▶ [What the exercise asks]: Restate the listing that follows word for word, without its pictures.

▶ [Listing]:
====================

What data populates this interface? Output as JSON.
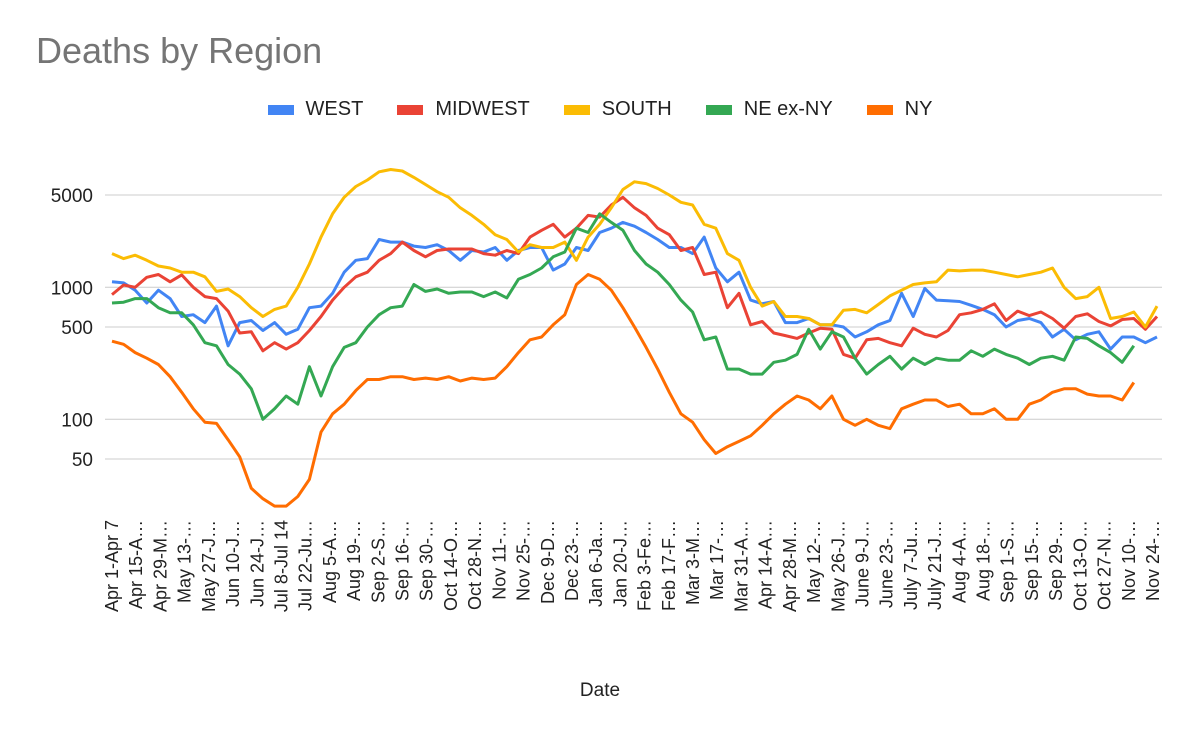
{
  "chart_data": {
    "type": "line",
    "title": "Deaths by Region",
    "xlabel": "Date",
    "ylabel": "",
    "y_scale": "log",
    "y_ticks": [
      50,
      100,
      500,
      1000,
      5000
    ],
    "grid": true,
    "legend_position": "top",
    "x_tick_labels": [
      "Apr 1-Apr 7",
      "Apr 15-A…",
      "Apr 29-M…",
      "May 13-…",
      "May 27-J…",
      "Jun 10-J…",
      "Jun 24-J…",
      "Jul 8-Jul 14",
      "Jul 22-Ju…",
      "Aug 5-A…",
      "Aug 19-…",
      "Sep 2-S…",
      "Sep 16-…",
      "Sep 30-…",
      "Oct 14-O…",
      "Oct 28-N…",
      "Nov 11-…",
      "Nov 25-…",
      "Dec 9-D…",
      "Dec 23-…",
      "Jan 6-Ja…",
      "Jan 20-J…",
      "Feb 3-Fe…",
      "Feb 17-F…",
      "Mar 3-M…",
      "Mar 17-…",
      "Mar 31-A…",
      "Apr 14-A…",
      "Apr 28-M…",
      "May 12-…",
      "May 26-J…",
      "June 9-J…",
      "June 23-…",
      "July 7-Ju…",
      "July 21-J…",
      "Aug 4-A…",
      "Aug 18-…",
      "Sep 1-S…",
      "Sep 15-…",
      "Sep 29-…",
      "Oct 13-O…",
      "Oct 27-N…",
      "Nov 10-…",
      "Nov 24-…"
    ],
    "series": [
      {
        "name": "WEST",
        "color": "#4285f4",
        "values": [
          1100,
          1080,
          950,
          760,
          950,
          820,
          600,
          620,
          540,
          720,
          360,
          540,
          560,
          470,
          540,
          440,
          480,
          700,
          720,
          900,
          1300,
          1600,
          1650,
          2300,
          2200,
          2200,
          2050,
          2000,
          2100,
          1900,
          1600,
          1900,
          1850,
          2000,
          1600,
          1900,
          2000,
          2000,
          1350,
          1500,
          2000,
          1900,
          2600,
          2800,
          3100,
          2900,
          2600,
          2300,
          2000,
          2000,
          1800,
          2400,
          1400,
          1100,
          1300,
          800,
          750,
          780,
          540,
          540,
          580,
          520,
          520,
          500,
          420,
          460,
          520,
          560,
          900,
          600,
          980,
          800,
          790,
          780,
          730,
          680,
          620,
          500,
          560,
          580,
          540,
          420,
          480,
          400,
          440,
          460,
          340,
          420,
          420,
          380,
          420
        ]
      },
      {
        "name": "MIDWEST",
        "color": "#ea4335",
        "values": [
          880,
          1040,
          1000,
          1190,
          1250,
          1100,
          1240,
          1000,
          850,
          820,
          660,
          450,
          460,
          330,
          380,
          340,
          380,
          470,
          600,
          800,
          1000,
          1200,
          1300,
          1600,
          1800,
          2200,
          1900,
          1700,
          1900,
          1950,
          1950,
          1950,
          1800,
          1750,
          1900,
          1800,
          2400,
          2700,
          3000,
          2400,
          2800,
          3500,
          3400,
          4200,
          4800,
          4000,
          3500,
          2800,
          2500,
          1900,
          2000,
          1250,
          1300,
          700,
          900,
          520,
          550,
          450,
          430,
          410,
          450,
          490,
          480,
          310,
          290,
          400,
          410,
          380,
          360,
          490,
          440,
          420,
          470,
          620,
          640,
          680,
          750,
          560,
          660,
          610,
          650,
          580,
          490,
          600,
          630,
          550,
          510,
          570,
          580,
          480,
          600
        ]
      },
      {
        "name": "SOUTH",
        "color": "#fbbc04",
        "values": [
          1800,
          1650,
          1750,
          1600,
          1450,
          1400,
          1300,
          1300,
          1200,
          930,
          970,
          850,
          700,
          600,
          680,
          720,
          1000,
          1500,
          2400,
          3600,
          4800,
          5800,
          6500,
          7500,
          7800,
          7600,
          6800,
          6000,
          5300,
          4800,
          4000,
          3500,
          3000,
          2500,
          2300,
          1850,
          2100,
          2000,
          2000,
          2200,
          1600,
          2400,
          3000,
          4000,
          5500,
          6300,
          6100,
          5600,
          5000,
          4400,
          4200,
          3000,
          2800,
          1800,
          1600,
          1000,
          720,
          780,
          600,
          600,
          580,
          520,
          520,
          670,
          680,
          640,
          740,
          860,
          950,
          1050,
          1080,
          1100,
          1350,
          1330,
          1350,
          1350,
          1300,
          1250,
          1200,
          1250,
          1300,
          1400,
          1000,
          820,
          850,
          1000,
          580,
          600,
          650,
          500,
          720
        ]
      },
      {
        "name": "NE ex-NY",
        "color": "#34a853",
        "values": [
          760,
          770,
          820,
          820,
          700,
          640,
          640,
          520,
          380,
          360,
          260,
          220,
          170,
          100,
          120,
          150,
          130,
          250,
          150,
          250,
          350,
          380,
          500,
          620,
          700,
          720,
          1050,
          930,
          970,
          900,
          920,
          920,
          850,
          920,
          830,
          1150,
          1250,
          1400,
          1700,
          1850,
          2800,
          2600,
          3600,
          3100,
          2700,
          1900,
          1500,
          1300,
          1050,
          800,
          650,
          400,
          420,
          240,
          240,
          220,
          220,
          270,
          280,
          310,
          480,
          340,
          460,
          420,
          290,
          220,
          260,
          300,
          240,
          290,
          260,
          290,
          280,
          280,
          330,
          300,
          340,
          310,
          290,
          260,
          290,
          300,
          280,
          420,
          410,
          360,
          320,
          270,
          360
        ]
      },
      {
        "name": "NY",
        "color": "#ff6d01",
        "values": [
          390,
          370,
          320,
          290,
          260,
          210,
          160,
          120,
          95,
          93,
          70,
          52,
          30,
          25,
          22,
          22,
          26,
          35,
          80,
          110,
          130,
          165,
          200,
          200,
          210,
          210,
          200,
          205,
          200,
          210,
          195,
          205,
          200,
          205,
          250,
          320,
          400,
          420,
          520,
          620,
          1050,
          1250,
          1150,
          950,
          700,
          500,
          350,
          240,
          160,
          110,
          95,
          70,
          55,
          62,
          68,
          75,
          90,
          110,
          130,
          150,
          140,
          120,
          150,
          100,
          90,
          100,
          90,
          85,
          120,
          130,
          140,
          140,
          125,
          130,
          110,
          110,
          120,
          100,
          100,
          130,
          140,
          160,
          170,
          170,
          155,
          150,
          150,
          140,
          190
        ]
      }
    ]
  }
}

====================

▶ [Finished task]:
What data populates this interface? Output as JSON.
{
  "chart_data": {
    "type": "line",
    "title": "Deaths by Region",
    "xlabel": "Date",
    "ylabel": "",
    "y_scale": "log",
    "y_ticks": [
      50,
      100,
      500,
      1000,
      5000
    ],
    "grid": true,
    "legend_position": "top",
    "x_tick_labels": [
      "Apr 1-Apr 7",
      "Apr 15-A…",
      "Apr 29-M…",
      "May 13-…",
      "May 27-J…",
      "Jun 10-J…",
      "Jun 24-J…",
      "Jul 8-Jul 14",
      "Jul 22-Ju…",
      "Aug 5-A…",
      "Aug 19-…",
      "Sep 2-S…",
      "Sep 16-…",
      "Sep 30-…",
      "Oct 14-O…",
      "Oct 28-N…",
      "Nov 11-…",
      "Nov 25-…",
      "Dec 9-D…",
      "Dec 23-…",
      "Jan 6-Ja…",
      "Jan 20-J…",
      "Feb 3-Fe…",
      "Feb 17-F…",
      "Mar 3-M…",
      "Mar 17-…",
      "Mar 31-A…",
      "Apr 14-A…",
      "Apr 28-M…",
      "May 12-…",
      "May 26-J…",
      "June 9-J…",
      "June 23-…",
      "July 7-Ju…",
      "July 21-J…",
      "Aug 4-A…",
      "Aug 18-…",
      "Sep 1-S…",
      "Sep 15-…",
      "Sep 29-…",
      "Oct 13-O…",
      "Oct 27-N…",
      "Nov 10-…",
      "Nov 24-…"
    ],
    "series": [
      {
        "name": "WEST",
        "color": "#4285f4",
        "values": [
          1100,
          1080,
          950,
          760,
          950,
          820,
          600,
          620,
          540,
          720,
          360,
          540,
          560,
          470,
          540,
          440,
          480,
          700,
          720,
          900,
          1300,
          1600,
          1650,
          2300,
          2200,
          2200,
          2050,
          2000,
          2100,
          1900,
          1600,
          1900,
          1850,
          2000,
          1600,
          1900,
          2000,
          2000,
          1350,
          1500,
          2000,
          1900,
          2600,
          2800,
          3100,
          2900,
          2600,
          2300,
          2000,
          2000,
          1800,
          2400,
          1400,
          1100,
          1300,
          800,
          750,
          780,
          540,
          540,
          580,
          520,
          520,
          500,
          420,
          460,
          520,
          560,
          900,
          600,
          980,
          800,
          790,
          780,
          730,
          680,
          620,
          500,
          560,
          580,
          540,
          420,
          480,
          400,
          440,
          460,
          340,
          420,
          420,
          380,
          420
        ]
      },
      {
        "name": "MIDWEST",
        "color": "#ea4335",
        "values": [
          880,
          1040,
          1000,
          1190,
          1250,
          1100,
          1240,
          1000,
          850,
          820,
          660,
          450,
          460,
          330,
          380,
          340,
          380,
          470,
          600,
          800,
          1000,
          1200,
          1300,
          1600,
          1800,
          2200,
          1900,
          1700,
          1900,
          1950,
          1950,
          1950,
          1800,
          1750,
          1900,
          1800,
          2400,
          2700,
          3000,
          2400,
          2800,
          3500,
          3400,
          4200,
          4800,
          4000,
          3500,
          2800,
          2500,
          1900,
          2000,
          1250,
          1300,
          700,
          900,
          520,
          550,
          450,
          430,
          410,
          450,
          490,
          480,
          310,
          290,
          400,
          410,
          380,
          360,
          490,
          440,
          420,
          470,
          620,
          640,
          680,
          750,
          560,
          660,
          610,
          650,
          580,
          490,
          600,
          630,
          550,
          510,
          570,
          580,
          480,
          600
        ]
      },
      {
        "name": "SOUTH",
        "color": "#fbbc04",
        "values": [
          1800,
          1650,
          1750,
          1600,
          1450,
          1400,
          1300,
          1300,
          1200,
          930,
          970,
          850,
          700,
          600,
          680,
          720,
          1000,
          1500,
          2400,
          3600,
          4800,
          5800,
          6500,
          7500,
          7800,
          7600,
          6800,
          6000,
          5300,
          4800,
          4000,
          3500,
          3000,
          2500,
          2300,
          1850,
          2100,
          2000,
          2000,
          2200,
          1600,
          2400,
          3000,
          4000,
          5500,
          6300,
          6100,
          5600,
          5000,
          4400,
          4200,
          3000,
          2800,
          1800,
          1600,
          1000,
          720,
          780,
          600,
          600,
          580,
          520,
          520,
          670,
          680,
          640,
          740,
          860,
          950,
          1050,
          1080,
          1100,
          1350,
          1330,
          1350,
          1350,
          1300,
          1250,
          1200,
          1250,
          1300,
          1400,
          1000,
          820,
          850,
          1000,
          580,
          600,
          650,
          500,
          720
        ]
      },
      {
        "name": "NE ex-NY",
        "color": "#34a853",
        "values": [
          760,
          770,
          820,
          820,
          700,
          640,
          640,
          520,
          380,
          360,
          260,
          220,
          170,
          100,
          120,
          150,
          130,
          250,
          150,
          250,
          350,
          380,
          500,
          620,
          700,
          720,
          1050,
          930,
          970,
          900,
          920,
          920,
          850,
          920,
          830,
          1150,
          1250,
          1400,
          1700,
          1850,
          2800,
          2600,
          3600,
          3100,
          2700,
          1900,
          1500,
          1300,
          1050,
          800,
          650,
          400,
          420,
          240,
          240,
          220,
          220,
          270,
          280,
          310,
          480,
          340,
          460,
          420,
          290,
          220,
          260,
          300,
          240,
          290,
          260,
          290,
          280,
          280,
          330,
          300,
          340,
          310,
          290,
          260,
          290,
          300,
          280,
          420,
          410,
          360,
          320,
          270,
          360
        ]
      },
      {
        "name": "NY",
        "color": "#ff6d01",
        "values": [
          390,
          370,
          320,
          290,
          260,
          210,
          160,
          120,
          95,
          93,
          70,
          52,
          30,
          25,
          22,
          22,
          26,
          35,
          80,
          110,
          130,
          165,
          200,
          200,
          210,
          210,
          200,
          205,
          200,
          210,
          195,
          205,
          200,
          205,
          250,
          320,
          400,
          420,
          520,
          620,
          1050,
          1250,
          1150,
          950,
          700,
          500,
          350,
          240,
          160,
          110,
          95,
          70,
          55,
          62,
          68,
          75,
          90,
          110,
          130,
          150,
          140,
          120,
          150,
          100,
          90,
          100,
          90,
          85,
          120,
          130,
          140,
          140,
          125,
          130,
          110,
          110,
          120,
          100,
          100,
          130,
          140,
          160,
          170,
          170,
          155,
          150,
          150,
          140,
          190
        ]
      }
    ]
  }
}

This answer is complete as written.